# start of Data in this exercise
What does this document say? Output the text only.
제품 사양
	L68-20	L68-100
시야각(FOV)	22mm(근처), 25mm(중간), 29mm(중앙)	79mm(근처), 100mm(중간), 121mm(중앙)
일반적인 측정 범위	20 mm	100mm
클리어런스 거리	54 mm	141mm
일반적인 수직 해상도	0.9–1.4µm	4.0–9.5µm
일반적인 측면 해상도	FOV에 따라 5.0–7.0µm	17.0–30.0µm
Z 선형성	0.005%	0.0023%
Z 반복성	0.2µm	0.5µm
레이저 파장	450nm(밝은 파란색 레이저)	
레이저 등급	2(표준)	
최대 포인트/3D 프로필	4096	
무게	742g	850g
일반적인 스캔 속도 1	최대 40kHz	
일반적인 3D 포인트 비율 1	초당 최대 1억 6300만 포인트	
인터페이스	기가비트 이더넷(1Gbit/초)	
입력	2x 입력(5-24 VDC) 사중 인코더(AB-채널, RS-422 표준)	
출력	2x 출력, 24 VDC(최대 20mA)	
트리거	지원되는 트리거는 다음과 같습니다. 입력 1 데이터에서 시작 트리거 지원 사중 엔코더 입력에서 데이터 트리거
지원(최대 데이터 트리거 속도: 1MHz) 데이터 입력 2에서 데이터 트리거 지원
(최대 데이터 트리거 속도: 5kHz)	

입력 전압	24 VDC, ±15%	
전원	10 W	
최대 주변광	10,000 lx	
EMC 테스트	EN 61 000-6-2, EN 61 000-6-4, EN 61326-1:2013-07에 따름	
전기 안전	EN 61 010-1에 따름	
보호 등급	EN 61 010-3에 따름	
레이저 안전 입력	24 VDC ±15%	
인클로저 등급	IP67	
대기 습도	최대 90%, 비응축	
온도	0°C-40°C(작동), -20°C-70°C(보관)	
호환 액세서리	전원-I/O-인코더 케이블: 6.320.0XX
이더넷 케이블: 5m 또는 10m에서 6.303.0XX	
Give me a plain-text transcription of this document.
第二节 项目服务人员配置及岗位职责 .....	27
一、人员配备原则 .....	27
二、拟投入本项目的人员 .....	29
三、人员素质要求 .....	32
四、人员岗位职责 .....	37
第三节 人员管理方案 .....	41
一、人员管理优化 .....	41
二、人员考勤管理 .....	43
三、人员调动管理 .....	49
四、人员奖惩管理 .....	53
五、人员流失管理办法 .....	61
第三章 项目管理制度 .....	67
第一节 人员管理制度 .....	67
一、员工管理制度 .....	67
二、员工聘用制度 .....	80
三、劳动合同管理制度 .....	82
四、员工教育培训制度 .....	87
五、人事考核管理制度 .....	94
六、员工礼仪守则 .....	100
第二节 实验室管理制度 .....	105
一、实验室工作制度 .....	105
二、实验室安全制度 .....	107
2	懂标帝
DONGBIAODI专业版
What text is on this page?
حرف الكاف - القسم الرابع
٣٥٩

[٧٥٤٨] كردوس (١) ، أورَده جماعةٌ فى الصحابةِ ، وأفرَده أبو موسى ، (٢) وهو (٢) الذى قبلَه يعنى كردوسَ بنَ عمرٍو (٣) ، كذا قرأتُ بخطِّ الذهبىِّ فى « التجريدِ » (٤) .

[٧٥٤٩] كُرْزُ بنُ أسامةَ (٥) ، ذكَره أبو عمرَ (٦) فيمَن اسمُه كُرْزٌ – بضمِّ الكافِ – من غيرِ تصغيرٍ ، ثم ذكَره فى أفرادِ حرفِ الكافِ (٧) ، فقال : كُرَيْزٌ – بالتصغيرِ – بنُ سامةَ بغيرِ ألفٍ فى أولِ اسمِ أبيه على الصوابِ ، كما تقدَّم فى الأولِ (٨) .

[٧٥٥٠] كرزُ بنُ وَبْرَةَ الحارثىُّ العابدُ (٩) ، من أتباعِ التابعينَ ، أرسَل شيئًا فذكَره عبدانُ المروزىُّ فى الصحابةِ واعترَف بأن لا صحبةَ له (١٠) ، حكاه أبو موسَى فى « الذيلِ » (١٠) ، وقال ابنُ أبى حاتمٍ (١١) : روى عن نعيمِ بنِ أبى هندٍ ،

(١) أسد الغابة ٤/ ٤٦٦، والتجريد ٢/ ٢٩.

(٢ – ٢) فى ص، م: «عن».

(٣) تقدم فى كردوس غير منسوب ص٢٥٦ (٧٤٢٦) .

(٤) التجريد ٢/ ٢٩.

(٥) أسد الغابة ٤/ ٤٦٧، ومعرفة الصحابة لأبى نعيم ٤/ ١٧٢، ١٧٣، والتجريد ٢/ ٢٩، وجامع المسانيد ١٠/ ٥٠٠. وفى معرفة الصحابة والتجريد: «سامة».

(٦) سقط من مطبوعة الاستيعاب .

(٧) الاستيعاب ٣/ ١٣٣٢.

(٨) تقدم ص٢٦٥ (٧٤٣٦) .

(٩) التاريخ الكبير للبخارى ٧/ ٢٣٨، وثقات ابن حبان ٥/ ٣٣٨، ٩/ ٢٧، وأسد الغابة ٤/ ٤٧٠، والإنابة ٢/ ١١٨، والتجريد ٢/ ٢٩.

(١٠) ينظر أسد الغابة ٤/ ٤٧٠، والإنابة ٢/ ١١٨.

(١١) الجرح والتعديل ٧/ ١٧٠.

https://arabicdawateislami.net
# end of Data in this exercise
**To be done**
Could you transcribe the records in full, exactly?

**Written answer**
What does this document say? Output the text only.
제품 사양
	L68-20	L68-100
시야각(FOV)	22mm(근처), 25mm(중간), 29mm(중앙)	79mm(근처), 100mm(중간), 121mm(중앙)
일반적인 측정 범위	20 mm	100mm
클리어런스 거리	54 mm	141mm
일반적인 수직 해상도	0.9–1.4µm	4.0–9.5µm
일반적인 측면 해상도	FOV에 따라 5.0–7.0µm	17.0–30.0µm
Z 선형성	0.005%	0.0023%
Z 반복성	0.2µm	0.5µm
레이저 파장	450nm(밝은 파란색 레이저)	
레이저 등급	2(표준)	
최대 포인트/3D 프로필	4096	
무게	742g	850g
일반적인 스캔 속도 1	최대 40kHz	
일반적인 3D 포인트 비율 1	초당 최대 1억 6300만 포인트	
인터페이스	기가비트 이더넷(1Gbit/초)	
입력	2x 입력(5-24 VDC) 사중 인코더(AB-채널, RS-422 표준)	
출력	2x 출력, 24 VDC(최대 20mA)	
트리거	지원되는 트리거는 다음과 같습니다. 입력 1 데이터에서 시작 트리거 지원 사중 엔코더 입력에서 데이터 트리거
지원(최대 데이터 트리거 속도: 1MHz) 데이터 입력 2에서 데이터 트리거 지원
(최대 데이터 트리거 속도: 5kHz)	

입력 전압	24 VDC, ±15%	
전원	10 W	
최대 주변광	10,000 lx	
EMC 테스트	EN 61 000-6-2, EN 61 000-6-4, EN 61326-1:2013-07에 따름	
전기 안전	EN 61 010-1에 따름	
보호 등급	EN 61 010-3에 따름	
레이저 안전 입력	24 VDC ±15%	
인클로저 등급	IP67	
대기 습도	최대 90%, 비응축	
온도	0°C-40°C(작동), -20°C-70°C(보관)	
호환 액세서리	전원-I/O-인코더 케이블: 6.320.0XX
이더넷 케이블: 5m 또는 10m에서 6.303.0XX	
Give me a plain-text transcription of this document.
第二节 项目服务人员配置及岗位职责 .....	27
一、人员配备原则 .....	27
二、拟投入本项目的人员 .....	29
三、人员素质要求 .....	32
四、人员岗位职责 .....	37
第三节 人员管理方案 .....	41
一、人员管理优化 .....	41
二、人员考勤管理 .....	43
三、人员调动管理 .....	49
四、人员奖惩管理 .....	53
五、人员流失管理办法 .....	61
第三章 项目管理制度 .....	67
第一节 人员管理制度 .....	67
一、员工管理制度 .....	67
二、员工聘用制度 .....	80
三、劳动合同管理制度 .....	82
四、员工教育培训制度 .....	87
五、人事考核管理制度 .....	94
六、员工礼仪守则 .....	100
第二节 实验室管理制度 .....	105
一、实验室工作制度 .....	105
二、实验室安全制度 .....	107
2	懂标帝
DONGBIAODI专业版
What text is on this page?
حرف الكاف - القسم الرابع
٣٥٩

[٧٥٤٨] كردوس (١) ، أورَده جماعةٌ فى الصحابةِ ، وأفرَده أبو موسى ، (٢) وهو (٢) الذى قبلَه يعنى كردوسَ بنَ عمرٍو (٣) ، كذا قرأتُ بخطِّ الذهبىِّ فى « التجريدِ » (٤) .

[٧٥٤٩] كُرْزُ بنُ أسامةَ (٥) ، ذكَره أبو عمرَ (٦) فيمَن اسمُه كُرْزٌ – بضمِّ الكافِ – من غيرِ تصغيرٍ ، ثم ذكَره فى أفرادِ حرفِ الكافِ (٧) ، فقال : كُرَيْزٌ – بالتصغيرِ – بنُ سامةَ بغيرِ ألفٍ فى أولِ اسمِ أبيه على الصوابِ ، كما تقدَّم فى الأولِ (٨) .

[٧٥٥٠] كرزُ بنُ وَبْرَةَ الحارثىُّ العابدُ (٩) ، من أتباعِ التابعينَ ، أرسَل شيئًا فذكَره عبدانُ المروزىُّ فى الصحابةِ واعترَف بأن لا صحبةَ له (١٠) ، حكاه أبو موسَى فى « الذيلِ » (١٠) ، وقال ابنُ أبى حاتمٍ (١١) : روى عن نعيمِ بنِ أبى هندٍ ،

(١) أسد الغابة ٤/ ٤٦٦، والتجريد ٢/ ٢٩.

(٢ – ٢) فى ص، م: «عن».

(٣) تقدم فى كردوس غير منسوب ص٢٥٦ (٧٤٢٦) .

(٤) التجريد ٢/ ٢٩.

(٥) أسد الغابة ٤/ ٤٦٧، ومعرفة الصحابة لأبى نعيم ٤/ ١٧٢، ١٧٣، والتجريد ٢/ ٢٩، وجامع المسانيد ١٠/ ٥٠٠. وفى معرفة الصحابة والتجريد: «سامة».

(٦) سقط من مطبوعة الاستيعاب .

(٧) الاستيعاب ٣/ ١٣٣٢.

(٨) تقدم ص٢٦٥ (٧٤٣٦) .

(٩) التاريخ الكبير للبخارى ٧/ ٢٣٨، وثقات ابن حبان ٥/ ٣٣٨، ٩/ ٢٧، وأسد الغابة ٤/ ٤٧٠، والإنابة ٢/ ١١٨، والتجريد ٢/ ٢٩.

(١٠) ينظر أسد الغابة ٤/ ٤٧٠، والإنابة ٢/ ١١٨.

(١١) الجرح والتعديل ٧/ ١٧٠.

https://arabicdawateislami.net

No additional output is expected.